Dataset rows about figures:
╔══

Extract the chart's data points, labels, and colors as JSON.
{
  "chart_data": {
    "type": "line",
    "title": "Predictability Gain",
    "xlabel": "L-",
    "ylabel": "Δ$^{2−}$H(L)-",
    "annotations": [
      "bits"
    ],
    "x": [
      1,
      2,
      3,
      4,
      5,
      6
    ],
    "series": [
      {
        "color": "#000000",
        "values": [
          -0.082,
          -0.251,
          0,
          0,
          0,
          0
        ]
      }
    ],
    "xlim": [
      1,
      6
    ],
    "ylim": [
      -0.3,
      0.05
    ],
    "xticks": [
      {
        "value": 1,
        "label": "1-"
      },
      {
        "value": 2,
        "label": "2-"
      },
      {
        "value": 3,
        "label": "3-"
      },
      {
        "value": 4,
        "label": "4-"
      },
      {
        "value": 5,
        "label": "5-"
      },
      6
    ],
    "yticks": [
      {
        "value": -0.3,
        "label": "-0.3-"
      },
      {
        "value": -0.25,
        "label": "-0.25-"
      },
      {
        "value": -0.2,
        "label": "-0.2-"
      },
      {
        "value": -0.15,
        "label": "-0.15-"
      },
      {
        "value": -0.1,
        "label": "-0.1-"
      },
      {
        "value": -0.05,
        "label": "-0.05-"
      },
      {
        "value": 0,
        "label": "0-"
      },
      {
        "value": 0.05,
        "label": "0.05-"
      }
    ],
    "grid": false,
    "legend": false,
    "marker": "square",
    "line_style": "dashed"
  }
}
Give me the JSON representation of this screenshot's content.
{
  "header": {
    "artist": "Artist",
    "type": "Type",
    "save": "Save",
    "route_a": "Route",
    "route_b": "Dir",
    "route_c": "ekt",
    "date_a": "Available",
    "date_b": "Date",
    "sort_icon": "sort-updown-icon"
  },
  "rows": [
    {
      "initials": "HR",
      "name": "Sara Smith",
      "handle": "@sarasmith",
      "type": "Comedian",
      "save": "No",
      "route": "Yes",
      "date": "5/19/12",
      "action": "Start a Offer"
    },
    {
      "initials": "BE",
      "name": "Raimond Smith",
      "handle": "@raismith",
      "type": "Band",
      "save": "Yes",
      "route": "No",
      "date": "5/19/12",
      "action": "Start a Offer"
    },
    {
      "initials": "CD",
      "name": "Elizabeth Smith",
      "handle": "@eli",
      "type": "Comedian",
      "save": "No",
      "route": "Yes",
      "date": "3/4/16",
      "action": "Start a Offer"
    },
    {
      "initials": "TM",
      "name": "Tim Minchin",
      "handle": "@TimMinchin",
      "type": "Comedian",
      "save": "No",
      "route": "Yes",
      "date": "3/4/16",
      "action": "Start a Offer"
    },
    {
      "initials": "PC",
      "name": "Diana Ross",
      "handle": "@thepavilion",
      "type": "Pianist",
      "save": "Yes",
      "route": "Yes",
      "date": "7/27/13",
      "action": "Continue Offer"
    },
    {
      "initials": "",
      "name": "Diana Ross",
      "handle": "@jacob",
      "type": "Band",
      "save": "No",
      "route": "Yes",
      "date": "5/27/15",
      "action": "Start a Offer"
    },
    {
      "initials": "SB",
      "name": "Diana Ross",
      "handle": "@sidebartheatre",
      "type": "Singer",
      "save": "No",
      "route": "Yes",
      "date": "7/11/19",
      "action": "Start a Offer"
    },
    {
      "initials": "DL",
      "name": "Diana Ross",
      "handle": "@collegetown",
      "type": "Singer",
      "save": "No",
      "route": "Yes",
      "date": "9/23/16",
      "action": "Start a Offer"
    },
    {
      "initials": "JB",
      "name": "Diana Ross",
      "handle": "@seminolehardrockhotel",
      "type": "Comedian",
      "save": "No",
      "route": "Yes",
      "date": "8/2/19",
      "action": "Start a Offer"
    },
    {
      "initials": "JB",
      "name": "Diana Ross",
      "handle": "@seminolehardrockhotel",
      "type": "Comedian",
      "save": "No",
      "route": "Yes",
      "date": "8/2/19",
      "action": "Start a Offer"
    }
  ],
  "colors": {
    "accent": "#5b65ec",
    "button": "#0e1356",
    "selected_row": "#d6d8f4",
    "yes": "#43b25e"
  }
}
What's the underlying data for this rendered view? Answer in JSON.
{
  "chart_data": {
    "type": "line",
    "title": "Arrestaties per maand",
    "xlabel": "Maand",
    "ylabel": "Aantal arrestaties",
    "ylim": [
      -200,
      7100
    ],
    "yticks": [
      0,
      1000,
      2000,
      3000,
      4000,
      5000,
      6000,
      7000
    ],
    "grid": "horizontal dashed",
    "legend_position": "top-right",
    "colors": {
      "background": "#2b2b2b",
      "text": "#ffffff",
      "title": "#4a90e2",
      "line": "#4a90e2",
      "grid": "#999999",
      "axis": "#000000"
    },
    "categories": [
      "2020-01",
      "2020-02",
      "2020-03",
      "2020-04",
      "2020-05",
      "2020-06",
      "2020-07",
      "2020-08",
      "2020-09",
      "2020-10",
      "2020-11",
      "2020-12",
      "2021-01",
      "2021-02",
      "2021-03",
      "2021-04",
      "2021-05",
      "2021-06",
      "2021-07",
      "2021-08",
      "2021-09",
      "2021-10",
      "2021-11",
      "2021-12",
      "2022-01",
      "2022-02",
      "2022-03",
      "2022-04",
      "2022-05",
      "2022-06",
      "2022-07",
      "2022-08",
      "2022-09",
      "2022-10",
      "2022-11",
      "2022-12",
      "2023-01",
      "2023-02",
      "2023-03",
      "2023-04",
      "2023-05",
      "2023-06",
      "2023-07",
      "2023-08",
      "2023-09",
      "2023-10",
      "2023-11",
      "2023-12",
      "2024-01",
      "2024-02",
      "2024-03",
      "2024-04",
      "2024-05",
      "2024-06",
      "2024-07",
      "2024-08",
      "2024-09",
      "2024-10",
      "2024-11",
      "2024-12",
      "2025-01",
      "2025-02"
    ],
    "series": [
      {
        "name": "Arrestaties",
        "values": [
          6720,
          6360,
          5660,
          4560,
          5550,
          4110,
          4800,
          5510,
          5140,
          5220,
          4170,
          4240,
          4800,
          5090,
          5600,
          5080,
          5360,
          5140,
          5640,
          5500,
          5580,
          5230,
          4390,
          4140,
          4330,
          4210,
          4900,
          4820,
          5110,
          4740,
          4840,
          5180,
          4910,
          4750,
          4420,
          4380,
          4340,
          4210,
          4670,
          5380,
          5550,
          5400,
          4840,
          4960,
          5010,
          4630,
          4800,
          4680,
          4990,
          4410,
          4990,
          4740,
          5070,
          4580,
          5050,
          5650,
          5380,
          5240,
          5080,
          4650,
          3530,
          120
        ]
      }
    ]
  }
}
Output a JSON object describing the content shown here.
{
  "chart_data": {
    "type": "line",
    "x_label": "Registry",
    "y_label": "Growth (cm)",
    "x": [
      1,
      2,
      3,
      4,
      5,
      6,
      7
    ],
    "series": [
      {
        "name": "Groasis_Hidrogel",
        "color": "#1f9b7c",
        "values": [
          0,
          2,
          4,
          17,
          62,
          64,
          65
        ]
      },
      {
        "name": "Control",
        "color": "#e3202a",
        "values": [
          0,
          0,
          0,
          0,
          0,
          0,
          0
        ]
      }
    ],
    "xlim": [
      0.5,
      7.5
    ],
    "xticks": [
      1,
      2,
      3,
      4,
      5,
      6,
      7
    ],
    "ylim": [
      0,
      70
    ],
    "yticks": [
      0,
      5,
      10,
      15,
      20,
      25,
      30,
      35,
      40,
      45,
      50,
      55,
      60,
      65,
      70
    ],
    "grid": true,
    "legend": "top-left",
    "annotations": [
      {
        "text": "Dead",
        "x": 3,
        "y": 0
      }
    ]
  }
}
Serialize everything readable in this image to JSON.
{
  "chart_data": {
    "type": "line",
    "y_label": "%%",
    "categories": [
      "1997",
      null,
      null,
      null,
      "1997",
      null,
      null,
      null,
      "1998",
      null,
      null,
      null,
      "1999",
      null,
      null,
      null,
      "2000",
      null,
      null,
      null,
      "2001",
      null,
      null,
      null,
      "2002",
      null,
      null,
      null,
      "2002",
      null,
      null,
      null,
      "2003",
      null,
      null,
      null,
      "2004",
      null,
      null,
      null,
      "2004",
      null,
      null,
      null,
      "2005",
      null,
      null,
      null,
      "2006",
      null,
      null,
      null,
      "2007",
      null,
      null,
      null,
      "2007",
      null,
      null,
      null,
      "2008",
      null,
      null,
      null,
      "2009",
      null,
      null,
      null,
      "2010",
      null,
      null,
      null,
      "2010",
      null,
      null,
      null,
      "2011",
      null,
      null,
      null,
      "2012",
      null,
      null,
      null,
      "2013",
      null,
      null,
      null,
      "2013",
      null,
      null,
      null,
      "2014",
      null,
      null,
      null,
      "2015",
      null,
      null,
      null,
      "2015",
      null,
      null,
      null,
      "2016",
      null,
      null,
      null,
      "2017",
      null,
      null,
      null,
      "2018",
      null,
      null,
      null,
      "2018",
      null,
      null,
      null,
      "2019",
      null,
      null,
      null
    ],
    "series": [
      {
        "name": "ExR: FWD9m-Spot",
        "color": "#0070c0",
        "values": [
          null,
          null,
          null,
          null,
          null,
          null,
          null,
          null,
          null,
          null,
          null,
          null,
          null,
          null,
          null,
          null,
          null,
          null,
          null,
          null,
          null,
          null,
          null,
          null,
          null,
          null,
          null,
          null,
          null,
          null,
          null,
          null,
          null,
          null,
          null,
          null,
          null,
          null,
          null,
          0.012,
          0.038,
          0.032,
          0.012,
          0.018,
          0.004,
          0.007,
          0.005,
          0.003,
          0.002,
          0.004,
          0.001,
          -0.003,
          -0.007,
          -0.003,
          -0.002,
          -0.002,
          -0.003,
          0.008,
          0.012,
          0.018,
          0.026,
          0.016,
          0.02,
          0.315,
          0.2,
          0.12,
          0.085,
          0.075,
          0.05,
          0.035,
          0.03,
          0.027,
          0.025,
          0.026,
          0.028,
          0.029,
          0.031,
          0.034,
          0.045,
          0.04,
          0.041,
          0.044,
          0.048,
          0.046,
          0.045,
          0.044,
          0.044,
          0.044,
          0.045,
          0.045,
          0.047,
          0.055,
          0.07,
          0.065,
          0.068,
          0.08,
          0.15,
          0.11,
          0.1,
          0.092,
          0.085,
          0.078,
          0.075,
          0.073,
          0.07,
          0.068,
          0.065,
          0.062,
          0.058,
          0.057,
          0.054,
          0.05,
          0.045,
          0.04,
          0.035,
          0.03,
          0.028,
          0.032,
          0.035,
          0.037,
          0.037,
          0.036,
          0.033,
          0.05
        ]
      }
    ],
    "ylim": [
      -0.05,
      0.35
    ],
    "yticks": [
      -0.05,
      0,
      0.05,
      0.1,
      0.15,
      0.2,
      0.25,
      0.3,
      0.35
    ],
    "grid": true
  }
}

╚══

■ Task description: Copy each line of the listing that includes "dashed".

■ Worked solution:
    "line_style": "dashed"
    "grid": "horizontal dashed",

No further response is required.